The clam myocytes also showed an inward current, rapidly activated and inhibited by verapamil, identified as a long duration calcium current (L-type). Such a calcium current, classically observed in vertebrate cardiac tissue (Hagiwara et al. 1988) has been identified in other molluscs (Curtis et al. 1999; Yeoman et al. 1999; Ödblom et al. 2000; Pennec et al. 2004). L-type channel, in molluscs as in lower vertebrates, is thought to be the primary pathway for Ca2+ entry for the excitation-contraction mechanism (Ferrier et al. 2000; Bers and Perez-Reyes 1999, Ödblom et al. 2000).

MATERIAL PROVIDED →
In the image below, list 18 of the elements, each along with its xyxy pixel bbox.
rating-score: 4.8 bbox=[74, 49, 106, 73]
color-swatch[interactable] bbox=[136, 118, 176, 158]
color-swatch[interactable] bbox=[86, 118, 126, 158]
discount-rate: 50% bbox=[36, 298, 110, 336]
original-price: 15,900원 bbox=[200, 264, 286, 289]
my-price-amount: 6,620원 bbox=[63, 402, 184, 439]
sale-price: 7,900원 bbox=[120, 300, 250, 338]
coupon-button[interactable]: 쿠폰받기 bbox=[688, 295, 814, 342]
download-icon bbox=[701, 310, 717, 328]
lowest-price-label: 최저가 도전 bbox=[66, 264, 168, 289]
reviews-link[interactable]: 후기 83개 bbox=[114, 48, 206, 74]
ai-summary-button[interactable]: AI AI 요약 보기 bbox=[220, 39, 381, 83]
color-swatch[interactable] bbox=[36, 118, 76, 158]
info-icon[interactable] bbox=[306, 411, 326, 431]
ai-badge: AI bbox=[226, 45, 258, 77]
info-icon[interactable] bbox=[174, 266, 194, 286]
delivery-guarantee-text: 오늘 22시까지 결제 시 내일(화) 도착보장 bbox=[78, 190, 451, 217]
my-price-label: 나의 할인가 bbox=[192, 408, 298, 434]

QUESTIONS ON THE MATERIAL →
[a] In the clam myocyte passage, which drug inhibited the inward current?
[b] Resume the clam myocyte passage after its last sentence.

YOUR WRITTEN ANSWERS →
[a] Verapamil.

[b]
In some cells, when a strong hyperpolarization was applied to the membrane before the test pulse, another calcium inward current (T-type) was observed in the clam as in oyster (Pennec et al. 2004) and snail (Yeoman et al. 1999), but not in mussel (Curtis et al. 1999). We can hypothesize, as Pennec et al. (2004), Varro and Papp (1992), Yeoman et al. (1999), that this current can be involved in pacemaker function. The lack of transient calcium current and sodium current in most clam cardiac cells, despite of their spontaneous beatings when they are cultured, suggests that these channels are not essential in the automaticity of the cultured cells as reported by Curtis et al. (1999) in mussel without presuming the role of these currents in vivo. It was also reported that calcium released from the sarcoplasmic reticulum can be triggered by the T-type current, but this mechanism is less physiologically important in excitation–contraction coupling than the mechanism related to the L-type calcium channel (Bers and Perez-Reyes 1999). Moreover, the ventricular cells are supposed to lack the T-type calcium current (Bers and Perez-Reyes 1999) as most of the cultured cells are of ventricular origin, explaining why the transient calcium current was not frequently observed.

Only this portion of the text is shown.